↓↓↓

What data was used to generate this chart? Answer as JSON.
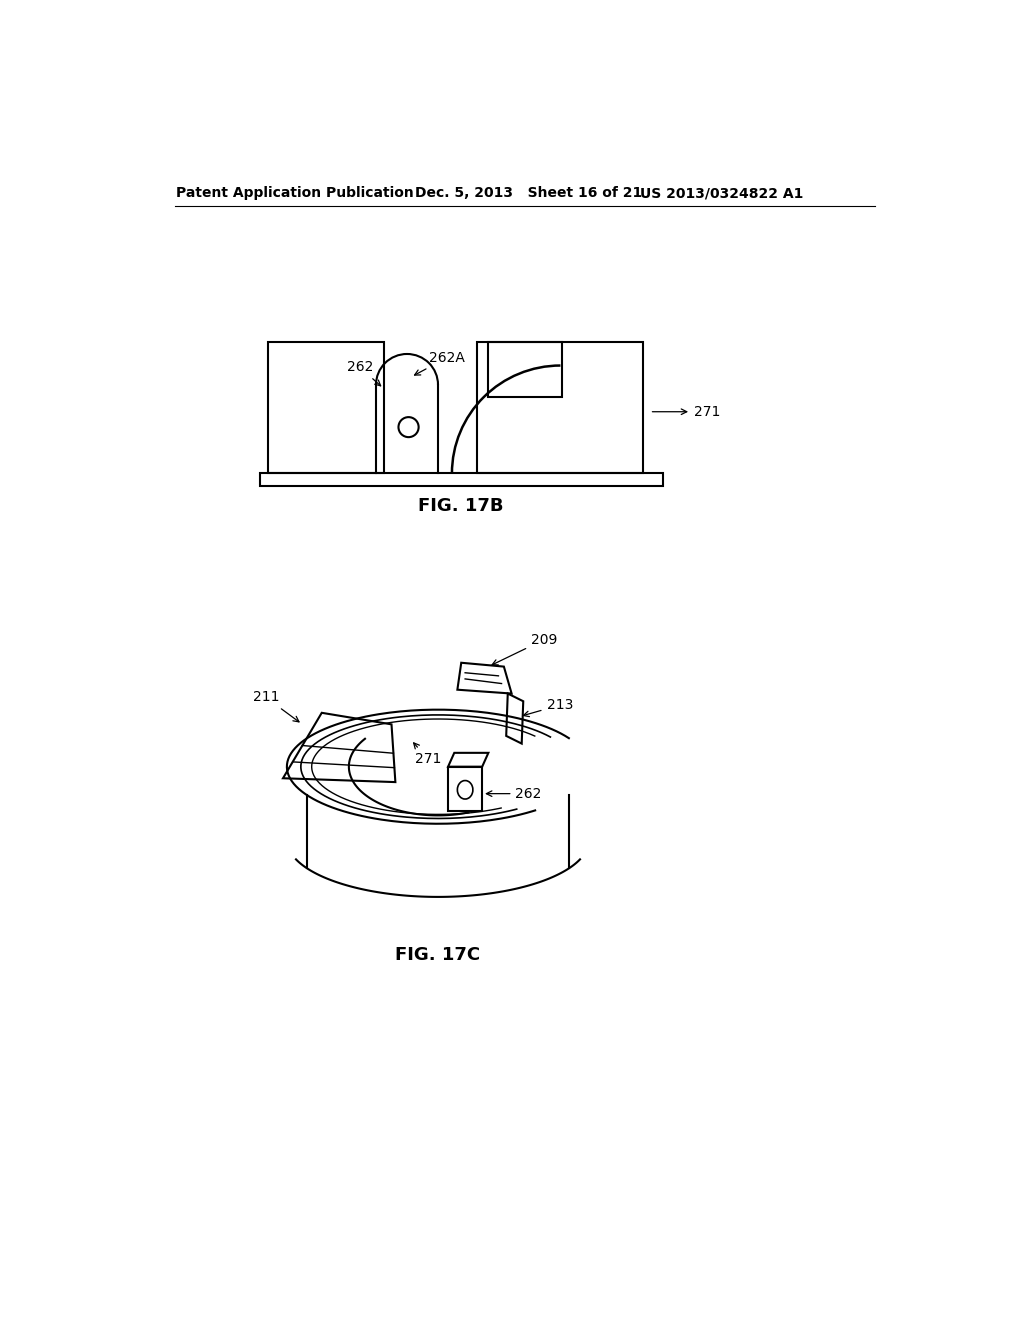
{
  "background_color": "#ffffff",
  "header_left": "Patent Application Publication",
  "header_mid": "Dec. 5, 2013   Sheet 16 of 21",
  "header_right": "US 2013/0324822 A1",
  "fig17b_label": "FIG. 17B",
  "fig17c_label": "FIG. 17C",
  "line_color": "#000000",
  "line_width": 1.5,
  "label_fontsize": 10,
  "header_fontsize": 10
}
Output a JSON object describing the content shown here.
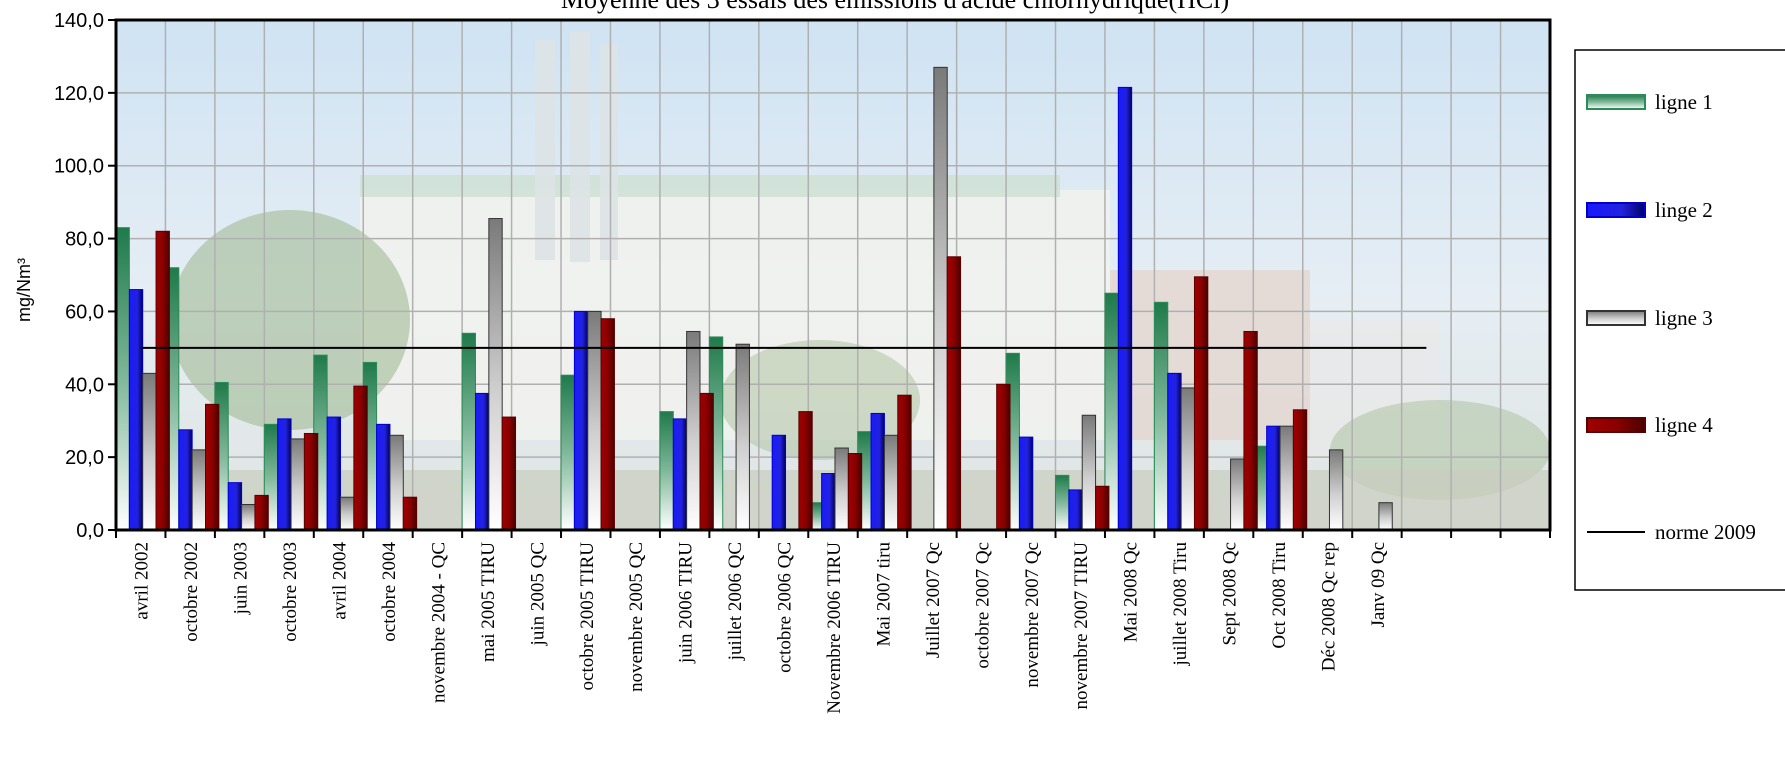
{
  "chart_data": {
    "type": "bar",
    "title": "Moyenne des 3 essais des émissions d'acide chlorhydrique(HCl)",
    "ylabel": "mg/Nm³",
    "xlabel": "",
    "ylim": [
      0,
      140
    ],
    "yticks": [
      "0,0",
      "20,0",
      "40,0",
      "60,0",
      "80,0",
      "100,0",
      "120,0",
      "140,0"
    ],
    "grid": true,
    "legend_position": "right",
    "categories": [
      "avril 2002",
      "octobre 2002",
      "juin 2003",
      "octobre 2003",
      "avril 2004",
      "octobre 2004",
      "novembre 2004 - QC",
      "mai 2005 TIRU",
      "juin 2005 QC",
      "octobre 2005 TIRU",
      "novembre 2005 QC",
      "juin 2006 TIRU",
      "juillet 2006 QC",
      "octobre 2006 QC",
      "Novembre 2006 TIRU",
      "Mai 2007 tiru",
      "Juillet 2007 Qc",
      "octobre 2007 Qc",
      "novembre 2007 Qc",
      "novembre 2007 TIRU",
      "Mai 2008 Qc",
      "juillet 2008 Tiru",
      "Sept 2008 Qc",
      "Oct 2008 Tiru",
      "Déc 2008 Qc rep",
      "Janv 09 Qc"
    ],
    "series": [
      {
        "name": "ligne 1",
        "color": "#2e8b57",
        "values": [
          83,
          72,
          40.5,
          29,
          48,
          46,
          null,
          54,
          null,
          42.5,
          null,
          32.5,
          53,
          null,
          7.5,
          27,
          null,
          null,
          48.5,
          15,
          65,
          62.5,
          null,
          23,
          null,
          null
        ]
      },
      {
        "name": "linge 2",
        "color": "#1a1aff",
        "values": [
          66,
          27.5,
          13,
          30.5,
          31,
          29,
          null,
          37.5,
          null,
          60,
          null,
          30.5,
          null,
          26,
          15.5,
          32,
          null,
          null,
          25.5,
          11,
          121.5,
          43,
          null,
          28.5,
          null,
          null
        ]
      },
      {
        "name": "ligne 3",
        "color": "#808080",
        "values": [
          43,
          22,
          7,
          25,
          9,
          26,
          null,
          85.5,
          null,
          60,
          null,
          54.5,
          51,
          null,
          22.5,
          26,
          127,
          null,
          null,
          31.5,
          null,
          39,
          19.5,
          28.5,
          22,
          7.5
        ]
      },
      {
        "name": "ligne 4",
        "color": "#8b0000",
        "values": [
          82,
          34.5,
          9.5,
          26.5,
          39.5,
          9,
          null,
          31,
          null,
          58,
          null,
          37.5,
          null,
          32.5,
          21,
          37,
          75,
          40,
          null,
          12,
          null,
          69.5,
          54.5,
          33,
          null,
          null
        ]
      }
    ],
    "reference_line": {
      "name": "norme 2009",
      "value": 50,
      "color": "#000000"
    }
  }
}
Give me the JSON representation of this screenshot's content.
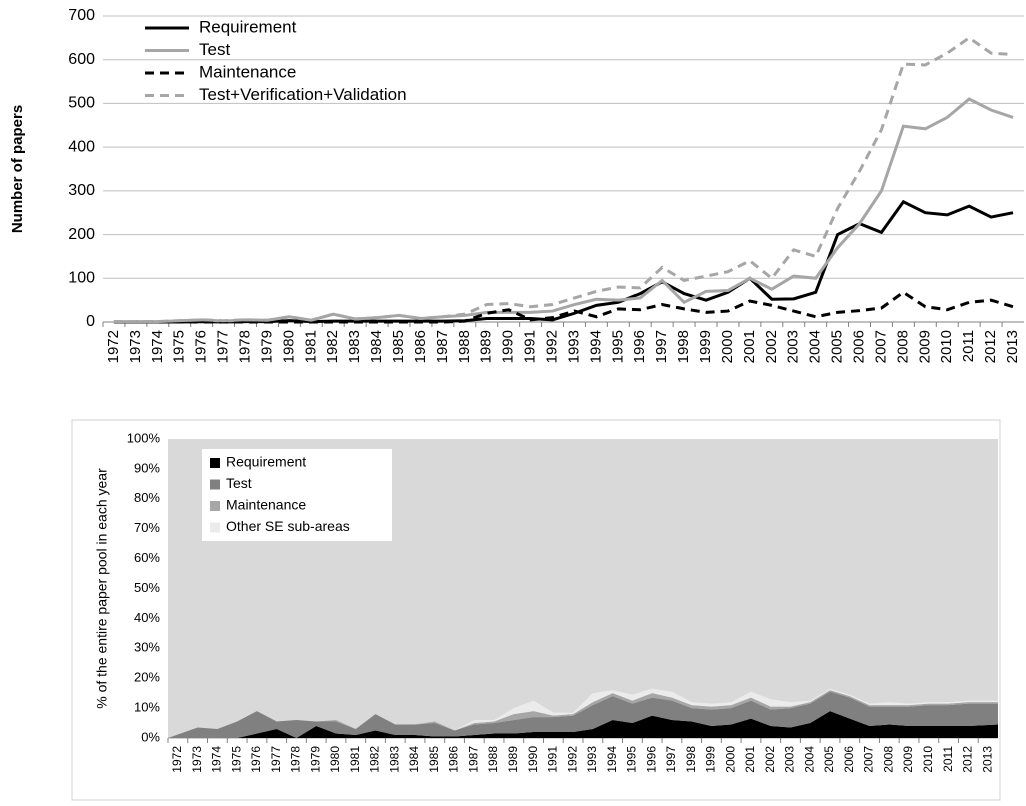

↑↑↑

## WRITTEN EXERCISE
Each entry must be retyped word for word, with every image omitted.

## RESPONSE
What data was used to generate this chart? Answer as JSON.
{
  "background_color": "#ffffff",
  "header_left": "Patent Application Publication",
  "header_mid": "Dec. 5, 2013   Sheet 16 of 21",
  "header_right": "US 2013/0324822 A1",
  "fig17b_label": "FIG. 17B",
  "fig17c_label": "FIG. 17C",
  "line_color": "#000000",
  "line_width": 1.5,
  "label_fontsize": 10,
  "header_fontsize": 10
}
Output a JSON object describing the content shown here.
{
  "chart_data": {
    "type": "bar",
    "title": "Moyenne des 3 essais des émissions d'acide chlorhydrique(HCl)",
    "ylabel": "mg/Nm³",
    "xlabel": "",
    "ylim": [
      0,
      140
    ],
    "yticks": [
      "0,0",
      "20,0",
      "40,0",
      "60,0",
      "80,0",
      "100,0",
      "120,0",
      "140,0"
    ],
    "grid": true,
    "legend_position": "right",
    "categories": [
      "avril 2002",
      "octobre 2002",
      "juin 2003",
      "octobre 2003",
      "avril 2004",
      "octobre 2004",
      "novembre 2004 - QC",
      "mai 2005 TIRU",
      "juin 2005 QC",
      "octobre 2005 TIRU",
      "novembre 2005 QC",
      "juin 2006 TIRU",
      "juillet 2006 QC",
      "octobre 2006 QC",
      "Novembre 2006 TIRU",
      "Mai 2007 tiru",
      "Juillet 2007 Qc",
      "octobre 2007 Qc",
      "novembre 2007 Qc",
      "novembre 2007 TIRU",
      "Mai 2008 Qc",
      "juillet 2008 Tiru",
      "Sept 2008 Qc",
      "Oct 2008 Tiru",
      "Déc 2008 Qc rep",
      "Janv 09 Qc"
    ],
    "series": [
      {
        "name": "ligne 1",
        "color": "#2e8b57",
        "values": [
          83,
          72,
          40.5,
          29,
          48,
          46,
          null,
          54,
          null,
          42.5,
          null,
          32.5,
          53,
          null,
          7.5,
          27,
          null,
          null,
          48.5,
          15,
          65,
          62.5,
          null,
          23,
          null,
          null
        ]
      },
      {
        "name": "linge 2",
        "color": "#1a1aff",
        "values": [
          66,
          27.5,
          13,
          30.5,
          31,
          29,
          null,
          37.5,
          null,
          60,
          null,
          30.5,
          null,
          26,
          15.5,
          32,
          null,
          null,
          25.5,
          11,
          121.5,
          43,
          null,
          28.5,
          null,
          null
        ]
      },
      {
        "name": "ligne 3",
        "color": "#808080",
        "values": [
          43,
          22,
          7,
          25,
          9,
          26,
          null,
          85.5,
          null,
          60,
          null,
          54.5,
          51,
          null,
          22.5,
          26,
          127,
          null,
          null,
          31.5,
          null,
          39,
          19.5,
          28.5,
          22,
          7.5
        ]
      },
      {
        "name": "ligne 4",
        "color": "#8b0000",
        "values": [
          82,
          34.5,
          9.5,
          26.5,
          39.5,
          9,
          null,
          31,
          null,
          58,
          null,
          37.5,
          null,
          32.5,
          21,
          37,
          75,
          40,
          null,
          12,
          null,
          69.5,
          54.5,
          33,
          null,
          null
        ]
      }
    ],
    "reference_line": {
      "name": "norme 2009",
      "value": 50,
      "color": "#000000"
    }
  }
}
Give me the JSON representation of this screenshot's content.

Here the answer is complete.